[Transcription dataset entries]
··········

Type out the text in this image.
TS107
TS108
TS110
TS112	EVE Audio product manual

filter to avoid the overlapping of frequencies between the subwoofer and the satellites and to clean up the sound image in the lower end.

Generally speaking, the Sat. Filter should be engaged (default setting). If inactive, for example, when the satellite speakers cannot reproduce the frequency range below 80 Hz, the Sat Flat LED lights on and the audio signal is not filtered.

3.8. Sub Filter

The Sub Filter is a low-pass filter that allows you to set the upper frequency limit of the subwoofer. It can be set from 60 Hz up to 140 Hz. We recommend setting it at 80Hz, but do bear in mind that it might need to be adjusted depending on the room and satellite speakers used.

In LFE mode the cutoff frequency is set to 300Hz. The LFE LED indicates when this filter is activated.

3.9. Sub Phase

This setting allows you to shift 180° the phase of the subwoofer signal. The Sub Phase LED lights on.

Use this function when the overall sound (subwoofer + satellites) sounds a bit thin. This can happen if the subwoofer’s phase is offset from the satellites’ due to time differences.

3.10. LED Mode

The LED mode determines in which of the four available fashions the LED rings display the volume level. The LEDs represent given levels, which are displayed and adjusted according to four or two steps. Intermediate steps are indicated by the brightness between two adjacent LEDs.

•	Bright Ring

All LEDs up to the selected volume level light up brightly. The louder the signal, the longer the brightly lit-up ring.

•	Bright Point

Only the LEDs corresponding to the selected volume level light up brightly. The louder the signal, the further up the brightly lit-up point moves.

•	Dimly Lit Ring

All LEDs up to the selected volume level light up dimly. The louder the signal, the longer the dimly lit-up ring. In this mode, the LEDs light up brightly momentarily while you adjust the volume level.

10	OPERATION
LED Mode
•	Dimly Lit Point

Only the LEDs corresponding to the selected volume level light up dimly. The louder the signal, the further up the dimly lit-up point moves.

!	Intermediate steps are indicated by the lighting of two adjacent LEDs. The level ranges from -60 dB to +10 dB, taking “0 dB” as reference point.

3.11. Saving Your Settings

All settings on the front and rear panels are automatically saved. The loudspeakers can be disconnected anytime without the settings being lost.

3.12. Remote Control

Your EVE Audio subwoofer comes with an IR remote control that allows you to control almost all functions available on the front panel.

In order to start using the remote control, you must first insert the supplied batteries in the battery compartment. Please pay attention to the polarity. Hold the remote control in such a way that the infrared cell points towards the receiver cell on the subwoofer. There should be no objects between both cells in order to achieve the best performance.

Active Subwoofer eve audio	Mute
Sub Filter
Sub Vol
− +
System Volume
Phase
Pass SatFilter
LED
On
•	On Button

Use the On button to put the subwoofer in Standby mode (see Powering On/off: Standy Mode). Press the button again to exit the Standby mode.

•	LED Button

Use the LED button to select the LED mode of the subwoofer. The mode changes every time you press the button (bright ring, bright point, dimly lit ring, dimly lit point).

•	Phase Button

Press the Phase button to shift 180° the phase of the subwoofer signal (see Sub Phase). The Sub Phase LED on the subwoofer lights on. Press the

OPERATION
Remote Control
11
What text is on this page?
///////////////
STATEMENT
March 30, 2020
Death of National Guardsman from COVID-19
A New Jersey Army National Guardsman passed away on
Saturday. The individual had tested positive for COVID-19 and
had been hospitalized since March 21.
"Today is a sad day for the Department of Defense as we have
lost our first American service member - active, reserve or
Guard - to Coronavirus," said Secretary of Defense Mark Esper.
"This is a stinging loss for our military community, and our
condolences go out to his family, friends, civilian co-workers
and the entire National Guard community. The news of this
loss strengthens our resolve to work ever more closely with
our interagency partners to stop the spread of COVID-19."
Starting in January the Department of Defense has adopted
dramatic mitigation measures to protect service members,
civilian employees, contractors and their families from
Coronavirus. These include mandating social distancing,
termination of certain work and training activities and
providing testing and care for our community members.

··········

◆ PROBLEM DESCRIPTION: Could you give the data again, word for word?

◆ ANSWER SECTION:
Type out the text in this image.
TS107
TS108
TS110
TS112	EVE Audio product manual

filter to avoid the overlapping of frequencies between the subwoofer and the satellites and to clean up the sound image in the lower end.

Generally speaking, the Sat. Filter should be engaged (default setting). If inactive, for example, when the satellite speakers cannot reproduce the frequency range below 80 Hz, the Sat Flat LED lights on and the audio signal is not filtered.

3.8. Sub Filter

The Sub Filter is a low-pass filter that allows you to set the upper frequency limit of the subwoofer. It can be set from 60 Hz up to 140 Hz. We recommend setting it at 80Hz, but do bear in mind that it might need to be adjusted depending on the room and satellite speakers used.

In LFE mode the cutoff frequency is set to 300Hz. The LFE LED indicates when this filter is activated.

3.9. Sub Phase

This setting allows you to shift 180° the phase of the subwoofer signal. The Sub Phase LED lights on.

Use this function when the overall sound (subwoofer + satellites) sounds a bit thin. This can happen if the subwoofer’s phase is offset from the satellites’ due to time differences.

3.10. LED Mode

The LED mode determines in which of the four available fashions the LED rings display the volume level. The LEDs represent given levels, which are displayed and adjusted according to four or two steps. Intermediate steps are indicated by the brightness between two adjacent LEDs.

•	Bright Ring

All LEDs up to the selected volume level light up brightly. The louder the signal, the longer the brightly lit-up ring.

•	Bright Point

Only the LEDs corresponding to the selected volume level light up brightly. The louder the signal, the further up the brightly lit-up point moves.

•	Dimly Lit Ring

All LEDs up to the selected volume level light up dimly. The louder the signal, the longer the dimly lit-up ring. In this mode, the LEDs light up brightly momentarily while you adjust the volume level.

10	OPERATION
LED Mode
•	Dimly Lit Point

Only the LEDs corresponding to the selected volume level light up dimly. The louder the signal, the further up the dimly lit-up point moves.

!	Intermediate steps are indicated by the lighting of two adjacent LEDs. The level ranges from -60 dB to +10 dB, taking “0 dB” as reference point.

3.11. Saving Your Settings

All settings on the front and rear panels are automatically saved. The loudspeakers can be disconnected anytime without the settings being lost.

3.12. Remote Control

Your EVE Audio subwoofer comes with an IR remote control that allows you to control almost all functions available on the front panel.

In order to start using the remote control, you must first insert the supplied batteries in the battery compartment. Please pay attention to the polarity. Hold the remote control in such a way that the infrared cell points towards the receiver cell on the subwoofer. There should be no objects between both cells in order to achieve the best performance.

Active Subwoofer eve audio	Mute
Sub Filter
Sub Vol
− +
System Volume
Phase
Pass SatFilter
LED
On
•	On Button

Use the On button to put the subwoofer in Standby mode (see Powering On/off: Standy Mode). Press the button again to exit the Standby mode.

•	LED Button

Use the LED button to select the LED mode of the subwoofer. The mode changes every time you press the button (bright ring, bright point, dimly lit ring, dimly lit point).

•	Phase Button

Press the Phase button to shift 180° the phase of the subwoofer signal (see Sub Phase). The Sub Phase LED on the subwoofer lights on. Press the

OPERATION
Remote Control
11
What text is on this page?
///////////////
STATEMENT
March 30, 2020
Death of National Guardsman from COVID-19
A New Jersey Army National Guardsman passed away on
Saturday. The individual had tested positive for COVID-19 and
had been hospitalized since March 21.
"Today is a sad day for the Department of Defense as we have
lost our first American service member - active, reserve or
Guard - to Coronavirus," said Secretary of Defense Mark Esper.
"This is a stinging loss for our military community, and our
condolences go out to his family, friends, civilian co-workers
and the entire National Guard community. The news of this
loss strengthens our resolve to work ever more closely with
our interagency partners to stop the spread of COVID-19."
Starting in January the Department of Defense has adopted
dramatic mitigation measures to protect service members,
civilian employees, contractors and their families from
Coronavirus. These include mandating social distancing,
termination of certain work and training activities and
providing testing and care for our community members.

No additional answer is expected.